◆ TASK INSTRUCTIONS ◆
Repeat each entry in full, exactly.

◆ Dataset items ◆
>>>>>
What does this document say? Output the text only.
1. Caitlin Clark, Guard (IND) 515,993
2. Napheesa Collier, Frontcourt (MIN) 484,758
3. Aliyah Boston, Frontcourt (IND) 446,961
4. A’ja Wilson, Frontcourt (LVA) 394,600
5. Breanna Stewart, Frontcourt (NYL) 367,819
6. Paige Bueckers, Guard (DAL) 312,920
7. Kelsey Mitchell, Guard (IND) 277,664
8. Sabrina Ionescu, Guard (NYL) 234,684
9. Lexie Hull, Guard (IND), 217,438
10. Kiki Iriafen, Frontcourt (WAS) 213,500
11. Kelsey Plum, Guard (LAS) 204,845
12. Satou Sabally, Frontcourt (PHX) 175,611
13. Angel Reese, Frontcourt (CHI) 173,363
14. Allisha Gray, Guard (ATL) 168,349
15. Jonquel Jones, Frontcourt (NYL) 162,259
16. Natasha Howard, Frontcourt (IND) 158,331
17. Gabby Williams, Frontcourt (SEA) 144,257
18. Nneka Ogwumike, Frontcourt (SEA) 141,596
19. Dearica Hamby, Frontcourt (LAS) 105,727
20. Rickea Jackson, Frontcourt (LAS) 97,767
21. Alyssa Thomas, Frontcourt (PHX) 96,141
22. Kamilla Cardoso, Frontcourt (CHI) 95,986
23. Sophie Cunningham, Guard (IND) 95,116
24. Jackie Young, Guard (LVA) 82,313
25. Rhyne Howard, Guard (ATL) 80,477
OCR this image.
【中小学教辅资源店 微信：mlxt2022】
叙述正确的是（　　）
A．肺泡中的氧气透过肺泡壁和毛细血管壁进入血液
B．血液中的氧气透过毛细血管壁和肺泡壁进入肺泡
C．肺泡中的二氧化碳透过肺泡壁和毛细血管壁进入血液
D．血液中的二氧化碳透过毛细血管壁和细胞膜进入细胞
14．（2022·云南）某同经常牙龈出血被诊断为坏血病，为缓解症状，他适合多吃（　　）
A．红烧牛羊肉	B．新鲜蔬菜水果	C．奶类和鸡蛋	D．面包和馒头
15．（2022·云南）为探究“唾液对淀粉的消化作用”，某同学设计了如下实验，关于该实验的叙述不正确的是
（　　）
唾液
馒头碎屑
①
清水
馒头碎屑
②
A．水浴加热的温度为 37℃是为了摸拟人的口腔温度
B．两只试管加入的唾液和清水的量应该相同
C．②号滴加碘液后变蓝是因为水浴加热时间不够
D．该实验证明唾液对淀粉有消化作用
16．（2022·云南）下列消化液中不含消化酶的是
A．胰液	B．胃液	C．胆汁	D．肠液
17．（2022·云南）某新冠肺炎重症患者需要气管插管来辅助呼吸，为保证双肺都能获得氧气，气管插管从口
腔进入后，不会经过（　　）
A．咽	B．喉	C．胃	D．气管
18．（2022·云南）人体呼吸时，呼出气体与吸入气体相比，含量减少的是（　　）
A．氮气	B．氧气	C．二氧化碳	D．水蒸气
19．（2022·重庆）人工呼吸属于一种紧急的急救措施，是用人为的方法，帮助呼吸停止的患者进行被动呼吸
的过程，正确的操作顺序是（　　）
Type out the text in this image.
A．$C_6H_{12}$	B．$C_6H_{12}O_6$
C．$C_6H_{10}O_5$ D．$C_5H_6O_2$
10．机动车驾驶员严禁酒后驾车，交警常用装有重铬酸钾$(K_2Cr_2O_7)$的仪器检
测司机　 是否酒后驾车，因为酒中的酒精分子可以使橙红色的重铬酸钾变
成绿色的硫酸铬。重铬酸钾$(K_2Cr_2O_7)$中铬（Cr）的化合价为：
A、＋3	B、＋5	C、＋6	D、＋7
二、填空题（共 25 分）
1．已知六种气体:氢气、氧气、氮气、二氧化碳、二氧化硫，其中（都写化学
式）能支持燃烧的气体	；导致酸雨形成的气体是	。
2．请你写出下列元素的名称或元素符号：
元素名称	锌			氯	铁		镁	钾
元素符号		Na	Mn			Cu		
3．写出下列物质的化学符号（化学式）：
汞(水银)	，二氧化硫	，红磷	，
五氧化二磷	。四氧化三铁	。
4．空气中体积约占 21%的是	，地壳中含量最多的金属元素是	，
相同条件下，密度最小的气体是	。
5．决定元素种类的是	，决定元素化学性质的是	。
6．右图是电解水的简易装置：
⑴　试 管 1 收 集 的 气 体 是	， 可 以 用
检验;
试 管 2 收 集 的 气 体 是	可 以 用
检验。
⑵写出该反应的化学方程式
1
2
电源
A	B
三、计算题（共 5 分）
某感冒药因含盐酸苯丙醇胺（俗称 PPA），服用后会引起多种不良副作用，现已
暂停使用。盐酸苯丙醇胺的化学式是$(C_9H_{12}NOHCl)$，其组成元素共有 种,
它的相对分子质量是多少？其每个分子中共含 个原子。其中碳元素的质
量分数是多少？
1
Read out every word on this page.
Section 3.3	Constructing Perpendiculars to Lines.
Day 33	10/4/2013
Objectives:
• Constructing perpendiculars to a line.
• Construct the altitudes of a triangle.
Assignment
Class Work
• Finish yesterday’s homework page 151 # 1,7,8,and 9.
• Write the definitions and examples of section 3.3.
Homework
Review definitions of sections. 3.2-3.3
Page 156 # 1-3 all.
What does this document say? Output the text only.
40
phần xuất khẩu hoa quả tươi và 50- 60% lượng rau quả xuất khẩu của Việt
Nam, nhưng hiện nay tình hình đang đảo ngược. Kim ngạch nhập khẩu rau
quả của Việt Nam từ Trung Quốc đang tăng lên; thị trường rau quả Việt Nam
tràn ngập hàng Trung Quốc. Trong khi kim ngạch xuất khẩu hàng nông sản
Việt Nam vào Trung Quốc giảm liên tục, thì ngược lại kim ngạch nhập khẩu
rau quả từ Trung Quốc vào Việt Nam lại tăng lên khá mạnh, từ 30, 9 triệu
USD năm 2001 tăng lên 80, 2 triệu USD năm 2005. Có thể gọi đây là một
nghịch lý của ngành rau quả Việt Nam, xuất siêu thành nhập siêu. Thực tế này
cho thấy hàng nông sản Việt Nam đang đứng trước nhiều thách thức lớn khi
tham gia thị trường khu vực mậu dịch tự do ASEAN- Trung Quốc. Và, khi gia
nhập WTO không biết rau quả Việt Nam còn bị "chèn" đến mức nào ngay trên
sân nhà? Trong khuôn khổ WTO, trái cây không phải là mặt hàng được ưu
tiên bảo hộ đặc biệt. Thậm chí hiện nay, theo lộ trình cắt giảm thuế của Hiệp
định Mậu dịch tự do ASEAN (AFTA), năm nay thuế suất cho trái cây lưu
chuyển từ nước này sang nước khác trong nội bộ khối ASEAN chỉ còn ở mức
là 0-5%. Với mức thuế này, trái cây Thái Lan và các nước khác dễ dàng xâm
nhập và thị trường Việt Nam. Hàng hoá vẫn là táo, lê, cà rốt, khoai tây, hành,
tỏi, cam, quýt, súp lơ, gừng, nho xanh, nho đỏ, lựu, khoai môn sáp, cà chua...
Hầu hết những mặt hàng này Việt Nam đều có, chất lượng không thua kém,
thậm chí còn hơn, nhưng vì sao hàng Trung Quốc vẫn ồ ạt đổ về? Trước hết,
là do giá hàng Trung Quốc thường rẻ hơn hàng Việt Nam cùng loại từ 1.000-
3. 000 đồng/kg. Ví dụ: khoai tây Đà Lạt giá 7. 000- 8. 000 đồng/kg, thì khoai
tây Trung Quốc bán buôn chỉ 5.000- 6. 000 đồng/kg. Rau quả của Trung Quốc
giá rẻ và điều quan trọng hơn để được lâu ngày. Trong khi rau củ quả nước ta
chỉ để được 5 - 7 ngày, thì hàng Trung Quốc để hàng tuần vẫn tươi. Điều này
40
<<<<<
◆ RESPONSE TO THE TASK ◆
What does this document say? Output the text only.
1. Caitlin Clark, Guard (IND) 515,993
2. Napheesa Collier, Frontcourt (MIN) 484,758
3. Aliyah Boston, Frontcourt (IND) 446,961
4. A’ja Wilson, Frontcourt (LVA) 394,600
5. Breanna Stewart, Frontcourt (NYL) 367,819
6. Paige Bueckers, Guard (DAL) 312,920
7. Kelsey Mitchell, Guard (IND) 277,664
8. Sabrina Ionescu, Guard (NYL) 234,684
9. Lexie Hull, Guard (IND), 217,438
10. Kiki Iriafen, Frontcourt (WAS) 213,500
11. Kelsey Plum, Guard (LAS) 204,845
12. Satou Sabally, Frontcourt (PHX) 175,611
13. Angel Reese, Frontcourt (CHI) 173,363
14. Allisha Gray, Guard (ATL) 168,349
15. Jonquel Jones, Frontcourt (NYL) 162,259
16. Natasha Howard, Frontcourt (IND) 158,331
17. Gabby Williams, Frontcourt (SEA) 144,257
18. Nneka Ogwumike, Frontcourt (SEA) 141,596
19. Dearica Hamby, Frontcourt (LAS) 105,727
20. Rickea Jackson, Frontcourt (LAS) 97,767
21. Alyssa Thomas, Frontcourt (PHX) 96,141
22. Kamilla Cardoso, Frontcourt (CHI) 95,986
23. Sophie Cunningham, Guard (IND) 95,116
24. Jackie Young, Guard (LVA) 82,313
25. Rhyne Howard, Guard (ATL) 80,477
OCR this image.
【中小学教辅资源店 微信：mlxt2022】
叙述正确的是（　　）
A．肺泡中的氧气透过肺泡壁和毛细血管壁进入血液
B．血液中的氧气透过毛细血管壁和肺泡壁进入肺泡
C．肺泡中的二氧化碳透过肺泡壁和毛细血管壁进入血液
D．血液中的二氧化碳透过毛细血管壁和细胞膜进入细胞
14．（2022·云南）某同经常牙龈出血被诊断为坏血病，为缓解症状，他适合多吃（　　）
A．红烧牛羊肉	B．新鲜蔬菜水果	C．奶类和鸡蛋	D．面包和馒头
15．（2022·云南）为探究“唾液对淀粉的消化作用”，某同学设计了如下实验，关于该实验的叙述不正确的是
（　　）
唾液
馒头碎屑
①
清水
馒头碎屑
②
A．水浴加热的温度为 37℃是为了摸拟人的口腔温度
B．两只试管加入的唾液和清水的量应该相同
C．②号滴加碘液后变蓝是因为水浴加热时间不够
D．该实验证明唾液对淀粉有消化作用
16．（2022·云南）下列消化液中不含消化酶的是
A．胰液	B．胃液	C．胆汁	D．肠液
17．（2022·云南）某新冠肺炎重症患者需要气管插管来辅助呼吸，为保证双肺都能获得氧气，气管插管从口
腔进入后，不会经过（　　）
A．咽	B．喉	C．胃	D．气管
18．（2022·云南）人体呼吸时，呼出气体与吸入气体相比，含量减少的是（　　）
A．氮气	B．氧气	C．二氧化碳	D．水蒸气
19．（2022·重庆）人工呼吸属于一种紧急的急救措施，是用人为的方法，帮助呼吸停止的患者进行被动呼吸
的过程，正确的操作顺序是（　　）
Type out the text in this image.
A．$C_6H_{12}$	B．$C_6H_{12}O_6$
C．$C_6H_{10}O_5$ D．$C_5H_6O_2$
10．机动车驾驶员严禁酒后驾车，交警常用装有重铬酸钾$(K_2Cr_2O_7)$的仪器检
测司机　 是否酒后驾车，因为酒中的酒精分子可以使橙红色的重铬酸钾变
成绿色的硫酸铬。重铬酸钾$(K_2Cr_2O_7)$中铬（Cr）的化合价为：
A、＋3	B、＋5	C、＋6	D、＋7
二、填空题（共 25 分）
1．已知六种气体:氢气、氧气、氮气、二氧化碳、二氧化硫，其中（都写化学
式）能支持燃烧的气体	；导致酸雨形成的气体是	。
2．请你写出下列元素的名称或元素符号：
元素名称	锌			氯	铁		镁	钾
元素符号		Na	Mn			Cu		
3．写出下列物质的化学符号（化学式）：
汞(水银)	，二氧化硫	，红磷	，
五氧化二磷	。四氧化三铁	。
4．空气中体积约占 21%的是	，地壳中含量最多的金属元素是	，
相同条件下，密度最小的气体是	。
5．决定元素种类的是	，决定元素化学性质的是	。
6．右图是电解水的简易装置：
⑴　试 管 1 收 集 的 气 体 是	， 可 以 用
检验;
试 管 2 收 集 的 气 体 是	可 以 用
检验。
⑵写出该反应的化学方程式
1
2
电源
A	B
三、计算题（共 5 分）
某感冒药因含盐酸苯丙醇胺（俗称 PPA），服用后会引起多种不良副作用，现已
暂停使用。盐酸苯丙醇胺的化学式是$(C_9H_{12}NOHCl)$，其组成元素共有 种,
它的相对分子质量是多少？其每个分子中共含 个原子。其中碳元素的质
量分数是多少？
1
Read out every word on this page.
Section 3.3	Constructing Perpendiculars to Lines.
Day 33	10/4/2013
Objectives:
• Constructing perpendiculars to a line.
• Construct the altitudes of a triangle.
Assignment
Class Work
• Finish yesterday’s homework page 151 # 1,7,8,and 9.
• Write the definitions and examples of section 3.3.
Homework
Review definitions of sections. 3.2-3.3
Page 156 # 1-3 all.
What does this document say? Output the text only.
40
phần xuất khẩu hoa quả tươi và 50- 60% lượng rau quả xuất khẩu của Việt
Nam, nhưng hiện nay tình hình đang đảo ngược. Kim ngạch nhập khẩu rau
quả của Việt Nam từ Trung Quốc đang tăng lên; thị trường rau quả Việt Nam
tràn ngập hàng Trung Quốc. Trong khi kim ngạch xuất khẩu hàng nông sản
Việt Nam vào Trung Quốc giảm liên tục, thì ngược lại kim ngạch nhập khẩu
rau quả từ Trung Quốc vào Việt Nam lại tăng lên khá mạnh, từ 30, 9 triệu
USD năm 2001 tăng lên 80, 2 triệu USD năm 2005. Có thể gọi đây là một
nghịch lý của ngành rau quả Việt Nam, xuất siêu thành nhập siêu. Thực tế này
cho thấy hàng nông sản Việt Nam đang đứng trước nhiều thách thức lớn khi
tham gia thị trường khu vực mậu dịch tự do ASEAN- Trung Quốc. Và, khi gia
nhập WTO không biết rau quả Việt Nam còn bị "chèn" đến mức nào ngay trên
sân nhà? Trong khuôn khổ WTO, trái cây không phải là mặt hàng được ưu
tiên bảo hộ đặc biệt. Thậm chí hiện nay, theo lộ trình cắt giảm thuế của Hiệp
định Mậu dịch tự do ASEAN (AFTA), năm nay thuế suất cho trái cây lưu
chuyển từ nước này sang nước khác trong nội bộ khối ASEAN chỉ còn ở mức
là 0-5%. Với mức thuế này, trái cây Thái Lan và các nước khác dễ dàng xâm
nhập và thị trường Việt Nam. Hàng hoá vẫn là táo, lê, cà rốt, khoai tây, hành,
tỏi, cam, quýt, súp lơ, gừng, nho xanh, nho đỏ, lựu, khoai môn sáp, cà chua...
Hầu hết những mặt hàng này Việt Nam đều có, chất lượng không thua kém,
thậm chí còn hơn, nhưng vì sao hàng Trung Quốc vẫn ồ ạt đổ về? Trước hết,
là do giá hàng Trung Quốc thường rẻ hơn hàng Việt Nam cùng loại từ 1.000-
3. 000 đồng/kg. Ví dụ: khoai tây Đà Lạt giá 7. 000- 8. 000 đồng/kg, thì khoai
tây Trung Quốc bán buôn chỉ 5.000- 6. 000 đồng/kg. Rau quả của Trung Quốc
giá rẻ và điều quan trọng hơn để được lâu ngày. Trong khi rau củ quả nước ta
chỉ để được 5 - 7 ngày, thì hàng Trung Quốc để hàng tuần vẫn tươi. Điều này
40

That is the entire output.